** Challenge **
Present the following entries again, word for word and in full.

[START]

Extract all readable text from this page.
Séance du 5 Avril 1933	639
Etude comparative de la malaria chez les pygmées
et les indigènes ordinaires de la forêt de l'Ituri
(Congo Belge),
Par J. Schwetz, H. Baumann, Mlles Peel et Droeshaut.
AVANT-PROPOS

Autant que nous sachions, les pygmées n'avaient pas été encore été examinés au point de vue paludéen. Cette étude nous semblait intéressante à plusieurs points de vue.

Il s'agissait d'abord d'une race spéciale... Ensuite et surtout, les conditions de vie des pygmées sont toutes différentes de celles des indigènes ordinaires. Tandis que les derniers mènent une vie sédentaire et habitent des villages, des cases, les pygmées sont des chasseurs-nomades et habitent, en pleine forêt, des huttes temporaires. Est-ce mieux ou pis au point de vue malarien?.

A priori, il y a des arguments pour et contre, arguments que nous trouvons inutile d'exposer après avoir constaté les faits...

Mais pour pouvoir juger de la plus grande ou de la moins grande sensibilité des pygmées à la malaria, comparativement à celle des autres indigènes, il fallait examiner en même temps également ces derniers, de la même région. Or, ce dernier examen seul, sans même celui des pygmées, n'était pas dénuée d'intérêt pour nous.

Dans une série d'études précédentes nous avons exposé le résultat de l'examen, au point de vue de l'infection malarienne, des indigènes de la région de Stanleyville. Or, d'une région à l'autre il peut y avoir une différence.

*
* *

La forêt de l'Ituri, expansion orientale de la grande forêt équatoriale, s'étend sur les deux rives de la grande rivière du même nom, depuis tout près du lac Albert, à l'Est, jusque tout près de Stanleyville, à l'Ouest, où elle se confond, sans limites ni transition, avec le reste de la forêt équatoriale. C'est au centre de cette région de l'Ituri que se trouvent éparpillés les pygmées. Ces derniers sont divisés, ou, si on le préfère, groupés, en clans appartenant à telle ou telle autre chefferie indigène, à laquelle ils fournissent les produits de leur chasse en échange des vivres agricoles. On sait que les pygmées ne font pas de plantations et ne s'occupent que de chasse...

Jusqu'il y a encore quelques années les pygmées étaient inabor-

[END]

** Task solution **
Extract all readable text from this page.
Séance du 5 Avril 1933	639
Etude comparative de la malaria chez les pygmées
et les indigènes ordinaires de la forêt de l'Ituri
(Congo Belge),
Par J. Schwetz, H. Baumann, Mlles Peel et Droeshaut.
AVANT-PROPOS

Autant que nous sachions, les pygmées n'avaient pas été encore été examinés au point de vue paludéen. Cette étude nous semblait intéressante à plusieurs points de vue.

Il s'agissait d'abord d'une race spéciale... Ensuite et surtout, les conditions de vie des pygmées sont toutes différentes de celles des indigènes ordinaires. Tandis que les derniers mènent une vie sédentaire et habitent des villages, des cases, les pygmées sont des chasseurs-nomades et habitent, en pleine forêt, des huttes temporaires. Est-ce mieux ou pis au point de vue malarien?.

A priori, il y a des arguments pour et contre, arguments que nous trouvons inutile d'exposer après avoir constaté les faits...

Mais pour pouvoir juger de la plus grande ou de la moins grande sensibilité des pygmées à la malaria, comparativement à celle des autres indigènes, il fallait examiner en même temps également ces derniers, de la même région. Or, ce dernier examen seul, sans même celui des pygmées, n'était pas dénuée d'intérêt pour nous.

Dans une série d'études précédentes nous avons exposé le résultat de l'examen, au point de vue de l'infection malarienne, des indigènes de la région de Stanleyville. Or, d'une région à l'autre il peut y avoir une différence.

*
* *

La forêt de l'Ituri, expansion orientale de la grande forêt équatoriale, s'étend sur les deux rives de la grande rivière du même nom, depuis tout près du lac Albert, à l'Est, jusque tout près de Stanleyville, à l'Ouest, où elle se confond, sans limites ni transition, avec le reste de la forêt équatoriale. C'est au centre de cette région de l'Ituri que se trouvent éparpillés les pygmées. Ces derniers sont divisés, ou, si on le préfère, groupés, en clans appartenant à telle ou telle autre chefferie indigène, à laquelle ils fournissent les produits de leur chasse en échange des vivres agricoles. On sait que les pygmées ne font pas de plantations et ne s'occupent que de chasse...

Jusqu'il y a encore quelques années les pygmées étaient inabor-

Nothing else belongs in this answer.